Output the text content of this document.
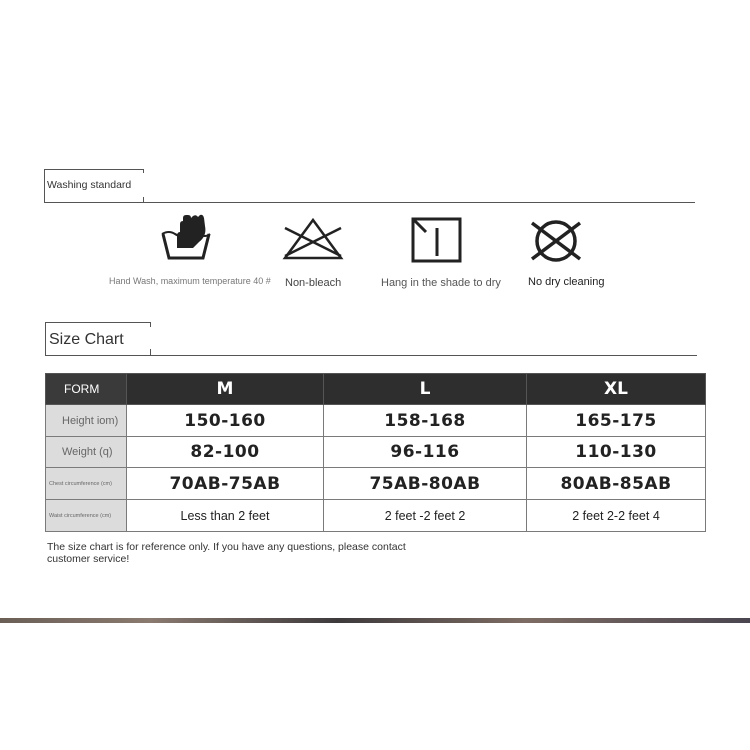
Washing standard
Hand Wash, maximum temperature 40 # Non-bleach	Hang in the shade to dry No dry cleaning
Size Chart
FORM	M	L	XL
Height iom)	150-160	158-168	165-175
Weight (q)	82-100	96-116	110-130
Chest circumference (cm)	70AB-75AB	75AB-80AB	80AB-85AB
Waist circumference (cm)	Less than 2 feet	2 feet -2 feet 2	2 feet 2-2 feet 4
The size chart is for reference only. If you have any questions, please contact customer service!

____________

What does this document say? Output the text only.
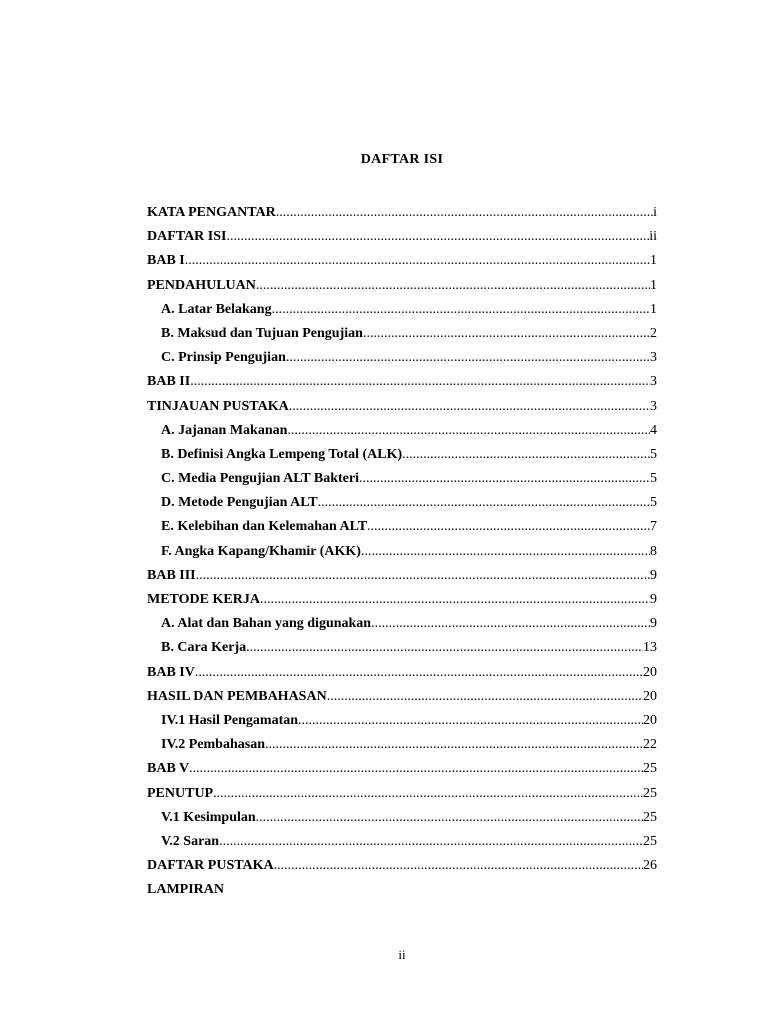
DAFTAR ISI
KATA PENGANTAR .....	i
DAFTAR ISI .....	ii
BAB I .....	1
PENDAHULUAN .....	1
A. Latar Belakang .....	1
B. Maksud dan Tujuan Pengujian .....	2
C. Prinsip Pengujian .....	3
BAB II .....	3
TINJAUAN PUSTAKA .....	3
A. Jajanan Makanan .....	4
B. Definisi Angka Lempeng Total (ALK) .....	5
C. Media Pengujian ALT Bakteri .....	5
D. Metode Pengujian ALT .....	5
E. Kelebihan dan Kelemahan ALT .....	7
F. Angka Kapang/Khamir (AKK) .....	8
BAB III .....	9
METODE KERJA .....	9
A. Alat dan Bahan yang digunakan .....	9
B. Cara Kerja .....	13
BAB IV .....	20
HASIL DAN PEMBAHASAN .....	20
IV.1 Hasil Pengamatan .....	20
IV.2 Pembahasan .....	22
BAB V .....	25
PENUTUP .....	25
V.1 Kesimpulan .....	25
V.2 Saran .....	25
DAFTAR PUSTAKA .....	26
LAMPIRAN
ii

____________

Select from the material above each line in which the string "Pengujian" appears, and list those lines.

**ANSWER TO THIS TASK:**
B. Maksud dan Tujuan Pengujian .....	2
C. Prinsip Pengujian .....	3
C. Media Pengujian ALT Bakteri .....	5
D. Metode Pengujian ALT .....	5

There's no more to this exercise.